> _Text block_:
These days he is chief executive officer of Bermuda’s Brazilian Football School (BBFS) in Bermuda and coaches a special after school programme that allows middle schoolers to play football safely and learn valuable life skills at the same time. The eight-week programme was piloted at the Whitney Institute, went to Dellwood Middle School and starts back at Whitney on Monday.

Teachers select students with good academic standing and behaviour to be part of it. Students don’t have to be fantastic football players to join, they just have to have an interest in and enjoyment of the game.

“Our programmes are based on using football to teach life skills,” said Mr Blankendal. “Our primary focus is to engage with youth and to show them through football they can achieve and reach their goals in a healthy setting. Some of the advantages of football are that you get to meet a lot of people. You learn about teamwork. Even though as a young child you are not focusing on that, you are always playing with others. You accept wins and losses and you find out a lot about yourself whether it is leadership, or even the pain barrier. You find out if you like football, or you really love it.”

T S D’Nye-Jha Sharrieff-Hayward, 12, a Whitney Institute Middle School student, said he joined the programme because he thought it would be a good experience.

“The differences between the BBFS life skills programme and my club team sessions, is that with my club team, Hamilton Parish, we basically prepare for our upcoming games as opposed to the BBFS where we concentrate on skills and ball control. What I enjoyed about this programme most was the strictness of my coaches and how they are always serious and passionate about our progress.”

He said he gained a better understanding of football and also learned about the benefits of living a drug free life, on and off the football field.

Another student, Nathan Bridges, 12, said he joined BBFS in November 2009 because he loved football and wanted to be a better player. He begged his parents to sign him up.

“I didn’t think I was very good at the time and I wanted to get better and play my best for my football team,” he said. “Since joining I have gotten better and better at football and my confidence has also gotten better.”

The BBFS was founded in 2008 by Dennis Brown and Dr Lew Simmons. Mr Brown is the coach for the Devonshire Cougars football team. Mr Blankendal joined the year the BBFS was founded and was brought in to develop the concept into an islandwide programme with international partners. In the after school programme he coaches the youngest participants and also a girls’ group. About one third of participants are female. Mr Brown coaches the older boys.

“The buzz words these days are life skills,” said Mr Blankendal. “We believe we are a true testament to that as this is not a one-off event. We have been around for about four years now. With the support of HSBC Bank Bermuda Limited we have been able to standardise the documents we provide to schools, children and parents. As of late we have been able to work with the mentoring organisation, YouthNet who have a sports mentoring programme and handbook. We use their manuals with the students. The students like having something tangible to look at.”

> _Problem requirements_: Decide whether each statement below agrees with the football school text, answering yes or no and quoting the deciding words of the text. (a) The BBFS was founded in 2008 by Dennis Brown and Dr Lew Simmons. (b) Students must be strong football players to join the after school programme. (c) About half of the participants are female.

(Element boundary lines)
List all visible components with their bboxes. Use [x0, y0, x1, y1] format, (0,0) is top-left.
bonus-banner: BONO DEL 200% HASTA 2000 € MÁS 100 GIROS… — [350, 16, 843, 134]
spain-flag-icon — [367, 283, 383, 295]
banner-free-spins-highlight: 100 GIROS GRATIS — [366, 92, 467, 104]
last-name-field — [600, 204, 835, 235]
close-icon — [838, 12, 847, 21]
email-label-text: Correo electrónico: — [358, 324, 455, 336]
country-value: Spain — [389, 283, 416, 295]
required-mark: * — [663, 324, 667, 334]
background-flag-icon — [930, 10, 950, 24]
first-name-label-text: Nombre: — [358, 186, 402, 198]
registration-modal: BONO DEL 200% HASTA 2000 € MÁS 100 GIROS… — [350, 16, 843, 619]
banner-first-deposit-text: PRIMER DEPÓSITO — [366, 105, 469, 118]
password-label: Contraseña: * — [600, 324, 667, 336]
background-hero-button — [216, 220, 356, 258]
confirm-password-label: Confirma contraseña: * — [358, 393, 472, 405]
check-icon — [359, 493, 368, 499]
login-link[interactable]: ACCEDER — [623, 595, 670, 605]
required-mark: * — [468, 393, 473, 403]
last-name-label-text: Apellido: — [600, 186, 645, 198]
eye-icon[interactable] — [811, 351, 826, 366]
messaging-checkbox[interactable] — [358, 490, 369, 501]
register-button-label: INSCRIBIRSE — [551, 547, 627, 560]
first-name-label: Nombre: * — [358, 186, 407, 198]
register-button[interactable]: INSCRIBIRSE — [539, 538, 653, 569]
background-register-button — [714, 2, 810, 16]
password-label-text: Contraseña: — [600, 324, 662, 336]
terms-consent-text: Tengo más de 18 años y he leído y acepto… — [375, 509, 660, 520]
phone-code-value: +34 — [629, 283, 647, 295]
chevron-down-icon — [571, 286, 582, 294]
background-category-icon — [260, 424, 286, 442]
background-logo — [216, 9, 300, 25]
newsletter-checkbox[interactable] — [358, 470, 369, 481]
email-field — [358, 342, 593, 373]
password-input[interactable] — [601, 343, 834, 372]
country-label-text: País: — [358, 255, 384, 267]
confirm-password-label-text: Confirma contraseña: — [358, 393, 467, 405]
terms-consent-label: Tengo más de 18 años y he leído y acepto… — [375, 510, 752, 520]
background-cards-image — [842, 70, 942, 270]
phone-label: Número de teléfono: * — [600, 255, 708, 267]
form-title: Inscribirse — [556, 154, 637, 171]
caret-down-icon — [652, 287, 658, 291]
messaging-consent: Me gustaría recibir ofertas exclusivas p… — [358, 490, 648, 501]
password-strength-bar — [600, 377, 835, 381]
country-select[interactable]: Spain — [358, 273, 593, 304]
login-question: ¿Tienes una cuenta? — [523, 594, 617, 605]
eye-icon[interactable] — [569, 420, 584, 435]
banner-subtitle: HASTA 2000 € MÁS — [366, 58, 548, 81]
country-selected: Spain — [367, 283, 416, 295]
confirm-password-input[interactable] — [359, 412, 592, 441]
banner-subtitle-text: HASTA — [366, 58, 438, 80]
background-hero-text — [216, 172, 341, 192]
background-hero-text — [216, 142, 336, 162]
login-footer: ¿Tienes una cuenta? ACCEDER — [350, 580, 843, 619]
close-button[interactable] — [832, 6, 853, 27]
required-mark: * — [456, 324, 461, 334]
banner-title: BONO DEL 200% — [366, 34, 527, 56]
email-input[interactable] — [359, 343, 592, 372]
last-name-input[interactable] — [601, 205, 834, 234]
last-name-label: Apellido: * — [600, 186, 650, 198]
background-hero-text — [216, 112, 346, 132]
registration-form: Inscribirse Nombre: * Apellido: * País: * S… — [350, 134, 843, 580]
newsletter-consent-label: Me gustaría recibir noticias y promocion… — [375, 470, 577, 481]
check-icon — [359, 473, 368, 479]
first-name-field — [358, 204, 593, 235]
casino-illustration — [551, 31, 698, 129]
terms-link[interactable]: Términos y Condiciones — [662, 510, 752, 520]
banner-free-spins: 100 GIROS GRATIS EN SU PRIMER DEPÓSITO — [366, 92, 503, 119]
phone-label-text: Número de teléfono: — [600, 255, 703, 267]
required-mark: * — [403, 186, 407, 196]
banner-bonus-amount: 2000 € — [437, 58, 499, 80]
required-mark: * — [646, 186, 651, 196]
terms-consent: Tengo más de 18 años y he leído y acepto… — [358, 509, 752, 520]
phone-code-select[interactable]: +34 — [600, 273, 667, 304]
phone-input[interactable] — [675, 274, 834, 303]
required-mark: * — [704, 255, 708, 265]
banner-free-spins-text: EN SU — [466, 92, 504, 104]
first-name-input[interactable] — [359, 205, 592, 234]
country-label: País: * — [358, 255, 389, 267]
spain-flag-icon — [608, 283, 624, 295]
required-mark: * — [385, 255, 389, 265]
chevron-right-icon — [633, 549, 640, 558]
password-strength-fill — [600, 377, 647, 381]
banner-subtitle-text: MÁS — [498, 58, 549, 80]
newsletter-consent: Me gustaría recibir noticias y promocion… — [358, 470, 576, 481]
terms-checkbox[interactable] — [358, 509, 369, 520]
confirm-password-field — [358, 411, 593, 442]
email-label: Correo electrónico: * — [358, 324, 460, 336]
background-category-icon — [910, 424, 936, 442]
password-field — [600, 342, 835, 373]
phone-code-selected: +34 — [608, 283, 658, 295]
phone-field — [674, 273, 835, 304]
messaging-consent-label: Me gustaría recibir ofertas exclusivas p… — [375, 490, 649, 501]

> _Solution to this exercise_:
(a) Yes: "The BBFS was founded in 2008 by Dennis Brown and Dr Lew Simmons."
(b) No: "Students don’t have to be fantastic football players to join"
(c) No: "About one third of participants are female."